[Dataset excerpt]
--- BEGIN ---

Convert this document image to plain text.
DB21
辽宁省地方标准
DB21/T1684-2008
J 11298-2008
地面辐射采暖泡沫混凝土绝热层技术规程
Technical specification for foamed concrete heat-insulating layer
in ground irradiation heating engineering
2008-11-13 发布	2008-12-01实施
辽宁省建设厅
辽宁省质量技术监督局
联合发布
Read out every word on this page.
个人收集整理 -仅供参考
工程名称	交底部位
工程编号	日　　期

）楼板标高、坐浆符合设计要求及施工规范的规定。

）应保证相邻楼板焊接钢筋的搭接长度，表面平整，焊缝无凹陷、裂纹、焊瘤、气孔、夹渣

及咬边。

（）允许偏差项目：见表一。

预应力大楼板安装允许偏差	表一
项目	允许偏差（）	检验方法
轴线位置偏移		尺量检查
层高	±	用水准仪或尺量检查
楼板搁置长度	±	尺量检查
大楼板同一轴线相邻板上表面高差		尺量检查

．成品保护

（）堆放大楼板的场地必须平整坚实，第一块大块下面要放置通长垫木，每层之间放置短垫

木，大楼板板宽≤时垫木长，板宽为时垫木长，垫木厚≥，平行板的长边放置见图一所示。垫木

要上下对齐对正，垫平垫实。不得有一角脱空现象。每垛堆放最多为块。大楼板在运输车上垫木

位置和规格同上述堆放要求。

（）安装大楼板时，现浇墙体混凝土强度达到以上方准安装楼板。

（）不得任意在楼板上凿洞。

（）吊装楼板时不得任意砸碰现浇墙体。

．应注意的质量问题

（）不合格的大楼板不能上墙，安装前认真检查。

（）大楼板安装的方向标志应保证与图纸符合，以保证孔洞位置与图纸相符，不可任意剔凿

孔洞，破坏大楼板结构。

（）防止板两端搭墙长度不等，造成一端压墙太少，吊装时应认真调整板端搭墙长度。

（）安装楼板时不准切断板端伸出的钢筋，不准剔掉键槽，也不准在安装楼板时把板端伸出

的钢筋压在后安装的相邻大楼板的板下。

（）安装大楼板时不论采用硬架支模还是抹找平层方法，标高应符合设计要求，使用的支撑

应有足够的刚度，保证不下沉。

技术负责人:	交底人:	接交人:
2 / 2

--- END ---

WORK INSTRUCTIONS >>
Reproduce, exactly and with nothing added, the lines from the one that includes "Read out every word on this page." through the last line of the material.

ANSWER TO THIS TASK >>
Read out every word on this page.
个人收集整理 -仅供参考
工程名称	交底部位
工程编号	日　　期

）楼板标高、坐浆符合设计要求及施工规范的规定。

）应保证相邻楼板焊接钢筋的搭接长度，表面平整，焊缝无凹陷、裂纹、焊瘤、气孔、夹渣

及咬边。

（）允许偏差项目：见表一。

预应力大楼板安装允许偏差	表一
项目	允许偏差（）	检验方法
轴线位置偏移		尺量检查
层高	±	用水准仪或尺量检查
楼板搁置长度	±	尺量检查
大楼板同一轴线相邻板上表面高差		尺量检查

．成品保护

（）堆放大楼板的场地必须平整坚实，第一块大块下面要放置通长垫木，每层之间放置短垫

木，大楼板板宽≤时垫木长，板宽为时垫木长，垫木厚≥，平行板的长边放置见图一所示。垫木

要上下对齐对正，垫平垫实。不得有一角脱空现象。每垛堆放最多为块。大楼板在运输车上垫木

位置和规格同上述堆放要求。

（）安装大楼板时，现浇墙体混凝土强度达到以上方准安装楼板。

（）不得任意在楼板上凿洞。

（）吊装楼板时不得任意砸碰现浇墙体。

．应注意的质量问题

（）不合格的大楼板不能上墙，安装前认真检查。

（）大楼板安装的方向标志应保证与图纸符合，以保证孔洞位置与图纸相符，不可任意剔凿

孔洞，破坏大楼板结构。

（）防止板两端搭墙长度不等，造成一端压墙太少，吊装时应认真调整板端搭墙长度。

（）安装楼板时不准切断板端伸出的钢筋，不准剔掉键槽，也不准在安装楼板时把板端伸出

的钢筋压在后安装的相邻大楼板的板下。

（）安装大楼板时不论采用硬架支模还是抹找平层方法，标高应符合设计要求，使用的支撑

应有足够的刚度，保证不下沉。

技术负责人:	交底人:	接交人:
2 / 2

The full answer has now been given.